• [Written request] Omit the images, then print each record below exactly as it reads.

(Collected data)
## START

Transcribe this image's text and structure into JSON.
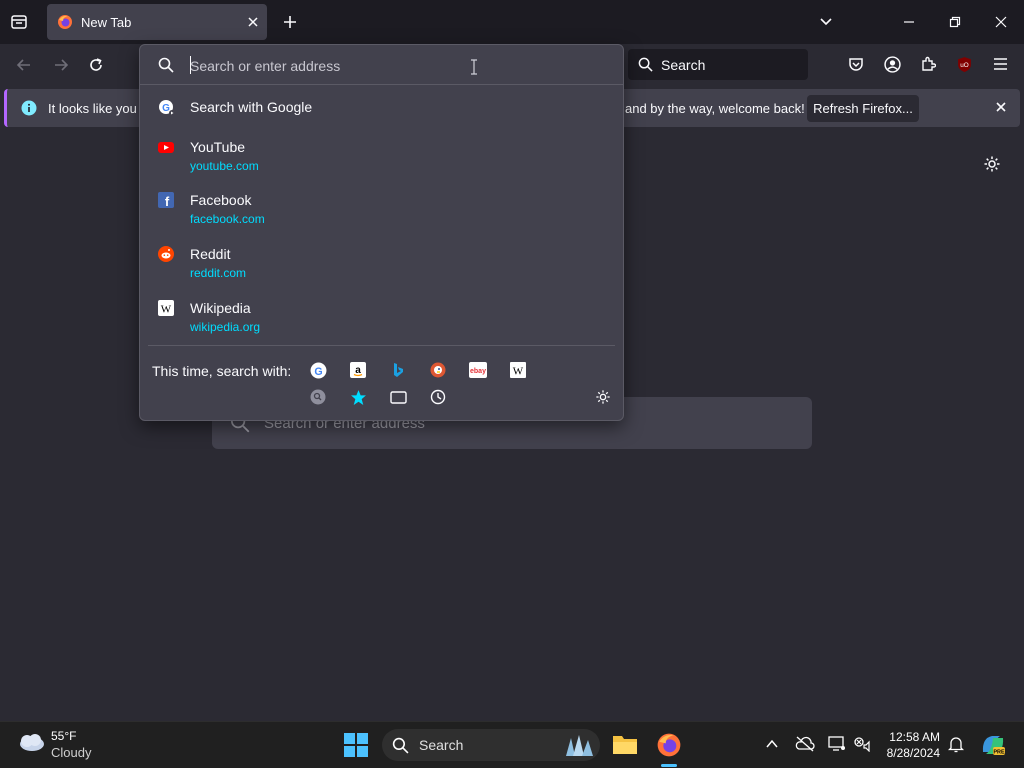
{
  "tab": {
    "title": "New Tab"
  },
  "toolbar": {
    "search_label": "Search"
  },
  "notification": {
    "message_start": "It looks like you ha",
    "message_end": "and by the way, welcome back!",
    "refresh_label": "Refresh Firefox..."
  },
  "urlbar": {
    "placeholder": "Search or enter address",
    "search_with_google": "Search with Google",
    "results": [
      {
        "title": "YouTube",
        "url": "youtube.com",
        "icon": "youtube-icon"
      },
      {
        "title": "Facebook",
        "url": "facebook.com",
        "icon": "facebook-icon"
      },
      {
        "title": "Reddit",
        "url": "reddit.com",
        "icon": "reddit-icon"
      },
      {
        "title": "Wikipedia",
        "url": "wikipedia.org",
        "icon": "wikipedia-icon"
      }
    ],
    "oneoff_label": "This time, search with:",
    "engines": [
      "google",
      "amazon",
      "bing",
      "duckduckgo",
      "ebay",
      "wikipedia"
    ],
    "modes": [
      "search-icon",
      "bookmarks-icon",
      "tabs-icon",
      "history-icon"
    ]
  },
  "ntp": {
    "search_placeholder": "Search or enter address"
  },
  "taskbar": {
    "temperature": "55°F",
    "condition": "Cloudy",
    "search_label": "Search",
    "time": "12:58 AM",
    "date": "8/28/2024"
  },
  "colors": {
    "accent": "#00ddff",
    "notification_border": "#b467ff",
    "background": "#2b2a33",
    "panel": "#42414d"
  }
}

## END

• [Written solution]
Transcribe this image's text and structure into JSON.
{
  "tab": {
    "title": "New Tab"
  },
  "toolbar": {
    "search_label": "Search"
  },
  "notification": {
    "message_start": "It looks like you ha",
    "message_end": "and by the way, welcome back!",
    "refresh_label": "Refresh Firefox..."
  },
  "urlbar": {
    "placeholder": "Search or enter address",
    "search_with_google": "Search with Google",
    "results": [
      {
        "title": "YouTube",
        "url": "youtube.com",
        "icon": "youtube-icon"
      },
      {
        "title": "Facebook",
        "url": "facebook.com",
        "icon": "facebook-icon"
      },
      {
        "title": "Reddit",
        "url": "reddit.com",
        "icon": "reddit-icon"
      },
      {
        "title": "Wikipedia",
        "url": "wikipedia.org",
        "icon": "wikipedia-icon"
      }
    ],
    "oneoff_label": "This time, search with:",
    "engines": [
      "google",
      "amazon",
      "bing",
      "duckduckgo",
      "ebay",
      "wikipedia"
    ],
    "modes": [
      "search-icon",
      "bookmarks-icon",
      "tabs-icon",
      "history-icon"
    ]
  },
  "ntp": {
    "search_placeholder": "Search or enter address"
  },
  "taskbar": {
    "temperature": "55°F",
    "condition": "Cloudy",
    "search_label": "Search",
    "time": "12:58 AM",
    "date": "8/28/2024"
  },
  "colors": {
    "accent": "#00ddff",
    "notification_border": "#b467ff",
    "background": "#2b2a33",
    "panel": "#42414d"
  }
}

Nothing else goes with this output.